Start of Block
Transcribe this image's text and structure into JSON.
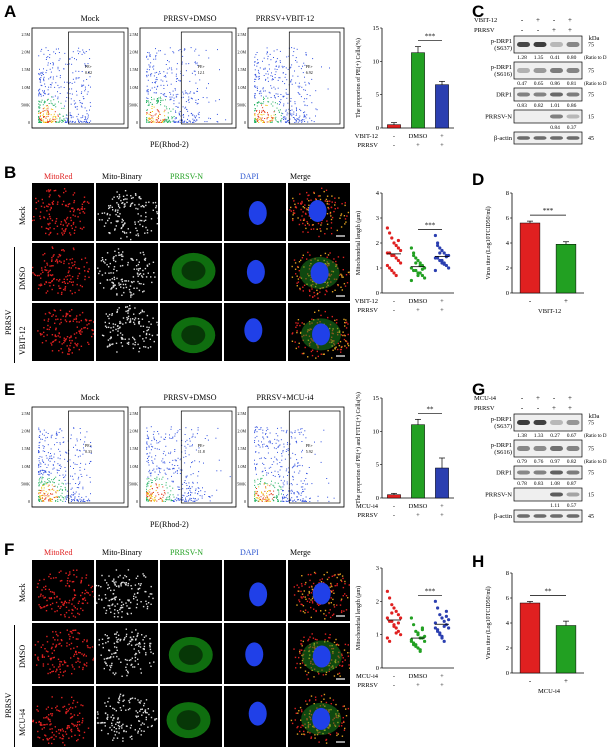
{
  "panels": {
    "A": {
      "label": "A",
      "facs_titles": [
        "Mock",
        "PRRSV+DMSO",
        "PRRSV+VBIT-12"
      ],
      "gate_label": "PE+",
      "gate_values": [
        "0.82",
        "12.1",
        "6.92"
      ],
      "xaxis": "PE(Rhod-2)",
      "y_ticks": [
        "2.5M",
        "2.0M",
        "1.5M",
        "1.0M",
        "500K",
        "0"
      ]
    },
    "B": {
      "label": "B",
      "col_titles": [
        "MitoRed",
        "Mito-Binary",
        "PRRSV-N",
        "DAPI",
        "Merge"
      ],
      "row_labels": [
        "Mock",
        "DMSO",
        "VBIT-12"
      ],
      "group_label": "PRRSV"
    },
    "C": {
      "label": "C",
      "header": {
        "vbit": "VBIT-12",
        "prrsv": "PRRSV",
        "kda": "kDa"
      },
      "signs_top": [
        "-",
        "+",
        "-",
        "+"
      ],
      "signs_bottom": [
        "-",
        "-",
        "+",
        "+"
      ],
      "rows": [
        {
          "name": "p-DRP1 (S637)",
          "kda": "75",
          "values": [
            "1.28",
            "1.35",
            "0.41",
            "0.80"
          ],
          "note": "(Ratio to DRP1)"
        },
        {
          "name": "p-DRP1 (S616)",
          "kda": "75",
          "values": [
            "0.47",
            "0.65",
            "0.86",
            "0.81"
          ],
          "note": "(Ratio to DRP1)"
        },
        {
          "name": "DRP1",
          "kda": "75",
          "values": [
            "0.83",
            "0.82",
            "1.01",
            "0.86"
          ],
          "note": ""
        },
        {
          "name": "PRRSV-N",
          "kda": "15",
          "values": [
            "",
            "",
            "0.84",
            "0.37"
          ],
          "note": ""
        },
        {
          "name": "β-actin",
          "kda": "45",
          "values": [],
          "note": ""
        }
      ]
    },
    "D": {
      "label": "D"
    },
    "E": {
      "label": "E",
      "facs_titles": [
        "Mock",
        "PRRSV+DMSO",
        "PRRSV+MCU-i4"
      ],
      "gate_label": "PE+",
      "gate_values": [
        "0.33",
        "11.8",
        "5.92"
      ],
      "xaxis": "PE(Rhod-2)",
      "y_ticks": [
        "2.5M",
        "2.0M",
        "1.5M",
        "1.0M",
        "500K",
        "0"
      ]
    },
    "F": {
      "label": "F",
      "col_titles": [
        "MitoRed",
        "Mito-Binary",
        "PRRSV-N",
        "DAPI",
        "Merge"
      ],
      "row_labels": [
        "Mock",
        "DMSO",
        "MCU-i4"
      ],
      "group_label": "PRRSV"
    },
    "G": {
      "label": "G",
      "header": {
        "vbit": "MCU-i4",
        "prrsv": "PRRSV",
        "kda": "kDa"
      },
      "signs_top": [
        "-",
        "+",
        "-",
        "+"
      ],
      "signs_bottom": [
        "-",
        "-",
        "+",
        "+"
      ],
      "rows": [
        {
          "name": "p-DRP1 (S637)",
          "kda": "75",
          "values": [
            "1.38",
            "1.33",
            "0.27",
            "0.67"
          ],
          "note": "(Ratio to DRP1)"
        },
        {
          "name": "p-DRP1 (S616)",
          "kda": "75",
          "values": [
            "0.79",
            "0.76",
            "0.97",
            "0.82"
          ],
          "note": "(Ratio to DRP1)"
        },
        {
          "name": "DRP1",
          "kda": "75",
          "values": [
            "0.78",
            "0.83",
            "1.08",
            "0.87"
          ],
          "note": ""
        },
        {
          "name": "PRRSV-N",
          "kda": "15",
          "values": [
            "",
            "",
            "1.11",
            "0.57"
          ],
          "note": ""
        },
        {
          "name": "β-actin",
          "kda": "45",
          "values": [],
          "note": ""
        }
      ]
    },
    "H": {
      "label": "H"
    }
  },
  "chart_data": [
    {
      "id": "A-bar",
      "type": "bar",
      "ylabel": "The proporion of PE(+) Cells(%)",
      "ylim": [
        0,
        15
      ],
      "yticks": [
        0,
        5,
        10,
        15
      ],
      "categories": [
        "-",
        "DMSO",
        "+"
      ],
      "values": [
        0.5,
        11.3,
        6.5
      ],
      "errors": [
        0.3,
        0.9,
        0.5
      ],
      "colors": [
        "#e02020",
        "#22a022",
        "#2b3fb0"
      ],
      "treatment_label": "VBIT-12",
      "treatment": [
        "-",
        "DMSO",
        "+"
      ],
      "prrsv_label": "PRRSV",
      "prrsv": [
        "-",
        "+",
        "+"
      ],
      "significance": "***"
    },
    {
      "id": "B-scatter",
      "type": "scatter",
      "ylabel": "Mitochondrial length (μm)",
      "ylim": [
        0,
        4
      ],
      "yticks": [
        0,
        1,
        2,
        3,
        4
      ],
      "categories": [
        "-",
        "DMSO",
        "+"
      ],
      "series": [
        {
          "values": [
            2.6,
            2.4,
            2.2,
            2.0,
            1.9,
            1.8,
            1.7,
            1.6,
            1.6,
            1.5,
            1.5,
            1.4,
            1.3,
            1.2,
            1.1,
            1.0,
            0.9,
            0.8,
            0.7,
            2.1
          ]
        },
        {
          "values": [
            1.8,
            1.6,
            1.4,
            1.3,
            1.2,
            1.1,
            1.0,
            1.0,
            0.9,
            0.9,
            0.8,
            0.8,
            0.7,
            0.6,
            0.5,
            1.5,
            1.2,
            0.7,
            1.1,
            0.95
          ]
        },
        {
          "values": [
            2.3,
            2.0,
            1.8,
            1.7,
            1.6,
            1.5,
            1.5,
            1.4,
            1.4,
            1.3,
            1.2,
            1.2,
            1.1,
            1.0,
            0.9,
            1.9,
            1.6,
            1.3,
            1.15,
            1.45
          ]
        }
      ],
      "colors": [
        "#e02020",
        "#22a022",
        "#2b3fb0"
      ],
      "treatment_label": "VBIT-12",
      "treatment": [
        "-",
        "DMSO",
        "+"
      ],
      "prrsv_label": "PRRSV",
      "prrsv": [
        "-",
        "+",
        "+"
      ],
      "significance": "***"
    },
    {
      "id": "D-bar",
      "type": "bar",
      "ylabel": "Virus titer (Log10TCID50/ml)",
      "ylim": [
        0,
        8
      ],
      "yticks": [
        0,
        2,
        4,
        6,
        8
      ],
      "categories": [
        "-",
        "+"
      ],
      "values": [
        5.6,
        3.9
      ],
      "errors": [
        0.15,
        0.2
      ],
      "colors": [
        "#e02020",
        "#22a022"
      ],
      "treatment_label": "VBIT-12",
      "significance": "***"
    },
    {
      "id": "E-bar",
      "type": "bar",
      "ylabel": "The proporion of PE(+) and FITC(+) Cells(%)",
      "ylim": [
        0,
        15
      ],
      "yticks": [
        0,
        5,
        10,
        15
      ],
      "categories": [
        "-",
        "DMSO",
        "+"
      ],
      "values": [
        0.5,
        11.0,
        4.5
      ],
      "errors": [
        0.2,
        0.8,
        1.5
      ],
      "colors": [
        "#e02020",
        "#22a022",
        "#2b3fb0"
      ],
      "treatment_label": "MCU-i4",
      "treatment": [
        "-",
        "DMSO",
        "+"
      ],
      "prrsv_label": "PRRSV",
      "prrsv": [
        "-",
        "+",
        "+"
      ],
      "significance": "**"
    },
    {
      "id": "F-scatter",
      "type": "scatter",
      "ylabel": "Mitochondrial length (μm)",
      "ylim": [
        0,
        3
      ],
      "yticks": [
        0,
        1,
        2,
        3
      ],
      "categories": [
        "-",
        "DMSO",
        "+"
      ],
      "series": [
        {
          "values": [
            2.3,
            2.1,
            1.9,
            1.8,
            1.7,
            1.6,
            1.5,
            1.5,
            1.4,
            1.4,
            1.3,
            1.2,
            1.1,
            1.0,
            0.9,
            0.8,
            1.65,
            1.25,
            1.05,
            1.35
          ]
        },
        {
          "values": [
            1.5,
            1.3,
            1.1,
            1.0,
            0.9,
            0.9,
            0.8,
            0.8,
            0.7,
            0.7,
            0.6,
            0.5,
            1.2,
            0.95,
            0.85,
            0.75,
            0.65,
            1.05,
            0.55,
            1.15
          ]
        },
        {
          "values": [
            2.0,
            1.8,
            1.6,
            1.5,
            1.4,
            1.3,
            1.2,
            1.2,
            1.1,
            1.0,
            0.9,
            0.8,
            1.7,
            1.45,
            1.35,
            1.15,
            1.05,
            0.95,
            1.25,
            1.55
          ]
        }
      ],
      "colors": [
        "#e02020",
        "#22a022",
        "#2b3fb0"
      ],
      "treatment_label": "MCU-i4",
      "treatment": [
        "-",
        "DMSO",
        "+"
      ],
      "prrsv_label": "PRRSV",
      "prrsv": [
        "-",
        "+",
        "+"
      ],
      "significance": "***"
    },
    {
      "id": "H-bar",
      "type": "bar",
      "ylabel": "Virus titer (Log10TCID50/ml)",
      "ylim": [
        0,
        8
      ],
      "yticks": [
        0,
        2,
        4,
        6,
        8
      ],
      "categories": [
        "-",
        "+"
      ],
      "values": [
        5.6,
        3.8
      ],
      "errors": [
        0.12,
        0.35
      ],
      "colors": [
        "#e02020",
        "#22a022"
      ],
      "treatment_label": "MCU-i4",
      "significance": "**"
    }
  ]
}
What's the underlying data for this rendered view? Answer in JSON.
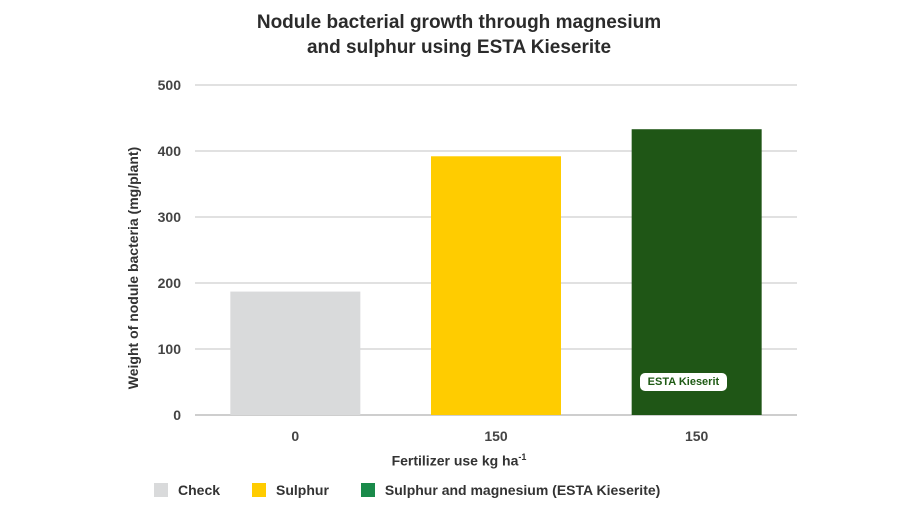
End of Block
PROBLEM TO SOLVE -> From the records above, return each line where "Cells" occurs.

SOLVED PROBLEM ->
      "ylabel": "The proporion of PE(+) Cells(%)",
      "ylabel": "The proporion of PE(+) and FITC(+) Cells(%)",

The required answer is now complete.